Reproduce every line of the listing as written, apart from the pictures.

··· Exercise inputs

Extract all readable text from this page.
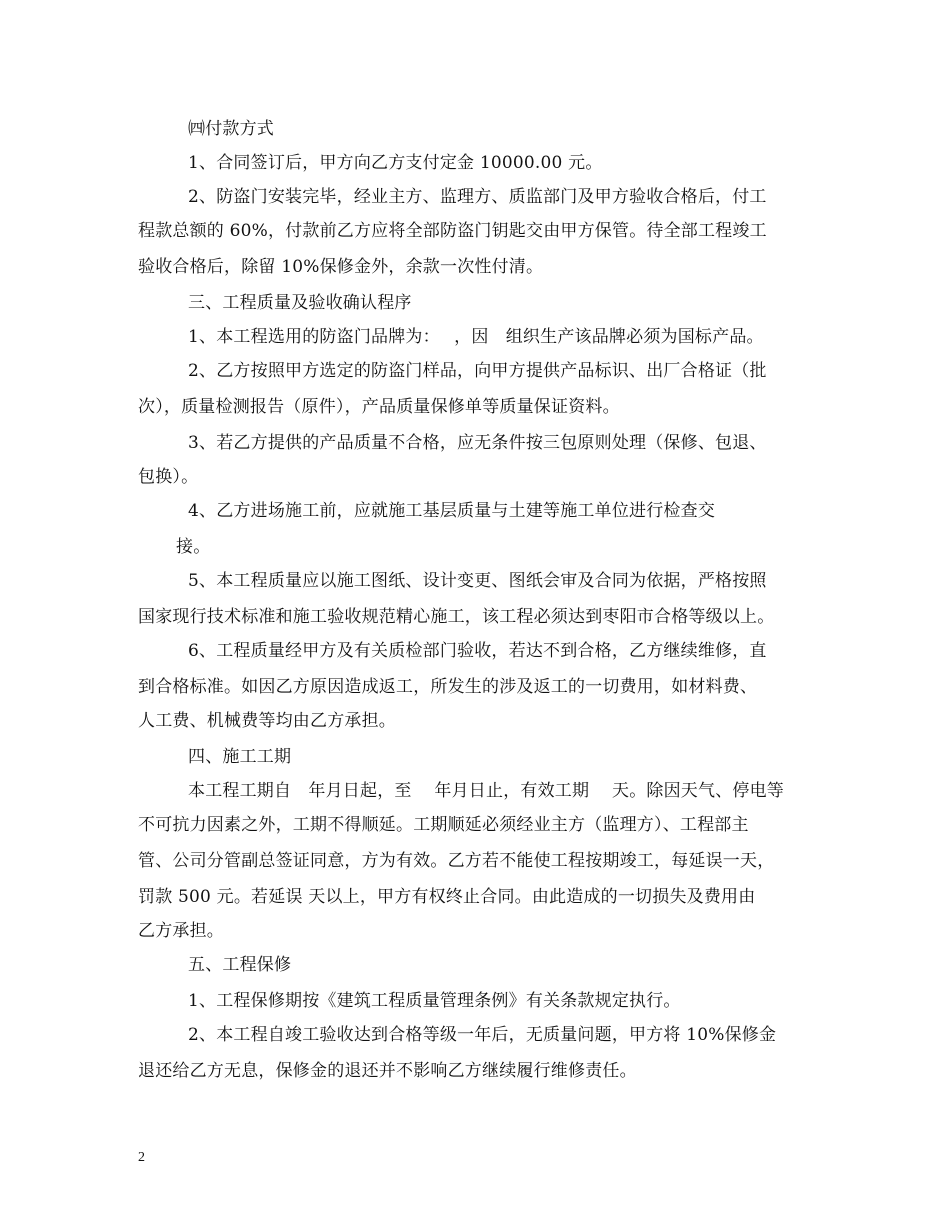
㈣付款方式
1、合同签订后，甲方向乙方支付定金 10000.00 元。
2、防盗门安装完毕，经业主方、监理方、质监部门及甲方验收合格后，付工
程款总额的 60%，付款前乙方应将全部防盗门钥匙交由甲方保管。待全部工程竣工
验收合格后，除留 10%保修金外，余款一次性付清。
三、工程质量及验收确认程序
1、本工程选用的防盗门品牌为：　 ，因　组织生产该品牌必须为国标产品。
2、乙方按照甲方选定的防盗门样品，向甲方提供产品标识、出厂合格证（批
次），质量检测报告（原件），产品质量保修单等质量保证资料。
3、若乙方提供的产品质量不合格，应无条件按三包原则处理（保修、包退、
包换）。
4、乙方进场施工前，应就施工基层质量与土建等施工单位进行检查交
接。
5、本工程质量应以施工图纸、设计变更、图纸会审及合同为依据，严格按照
国家现行技术标准和施工验收规范精心施工，该工程必须达到枣阳市合格等级以上。
6、工程质量经甲方及有关质检部门验收，若达不到合格，乙方继续维修，直
到合格标准。如因乙方原因造成返工，所发生的涉及返工的一切费用，如材料费、
人工费、机械费等均由乙方承担。
四、施工工期
本工程工期自　年月日起，至　 年月日止，有效工期　 天。除因天气、停电等
不可抗力因素之外，工期不得顺延。工期顺延必须经业主方（监理方）、工程部主
管、公司分管副总签证同意，方为有效。乙方若不能使工程按期竣工，每延误一天，
罚款 500 元。若延误 天以上，甲方有权终止合同。由此造成的一切损失及费用由
乙方承担。
五、工程保修
1、工程保修期按《建筑工程质量管理条例》有关条款规定执行。
2、本工程自竣工验收达到合格等级一年后，无质量问题，甲方将 10%保修金
退还给乙方无息，保修金的退还并不影响乙方继续履行维修责任。
2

······

» **Correct result**:
Extract all readable text from this page.
㈣付款方式
1、合同签订后，甲方向乙方支付定金 10000.00 元。
2、防盗门安装完毕，经业主方、监理方、质监部门及甲方验收合格后，付工
程款总额的 60%，付款前乙方应将全部防盗门钥匙交由甲方保管。待全部工程竣工
验收合格后，除留 10%保修金外，余款一次性付清。
三、工程质量及验收确认程序
1、本工程选用的防盗门品牌为：　 ，因　组织生产该品牌必须为国标产品。
2、乙方按照甲方选定的防盗门样品，向甲方提供产品标识、出厂合格证（批
次），质量检测报告（原件），产品质量保修单等质量保证资料。
3、若乙方提供的产品质量不合格，应无条件按三包原则处理（保修、包退、
包换）。
4、乙方进场施工前，应就施工基层质量与土建等施工单位进行检查交
接。
5、本工程质量应以施工图纸、设计变更、图纸会审及合同为依据，严格按照
国家现行技术标准和施工验收规范精心施工，该工程必须达到枣阳市合格等级以上。
6、工程质量经甲方及有关质检部门验收，若达不到合格，乙方继续维修，直
到合格标准。如因乙方原因造成返工，所发生的涉及返工的一切费用，如材料费、
人工费、机械费等均由乙方承担。
四、施工工期
本工程工期自　年月日起，至　 年月日止，有效工期　 天。除因天气、停电等
不可抗力因素之外，工期不得顺延。工期顺延必须经业主方（监理方）、工程部主
管、公司分管副总签证同意，方为有效。乙方若不能使工程按期竣工，每延误一天，
罚款 500 元。若延误 天以上，甲方有权终止合同。由此造成的一切损失及费用由
乙方承担。
五、工程保修
1、工程保修期按《建筑工程质量管理条例》有关条款规定执行。
2、本工程自竣工验收达到合格等级一年后，无质量问题，甲方将 10%保修金
退还给乙方无息，保修金的退还并不影响乙方继续履行维修责任。
2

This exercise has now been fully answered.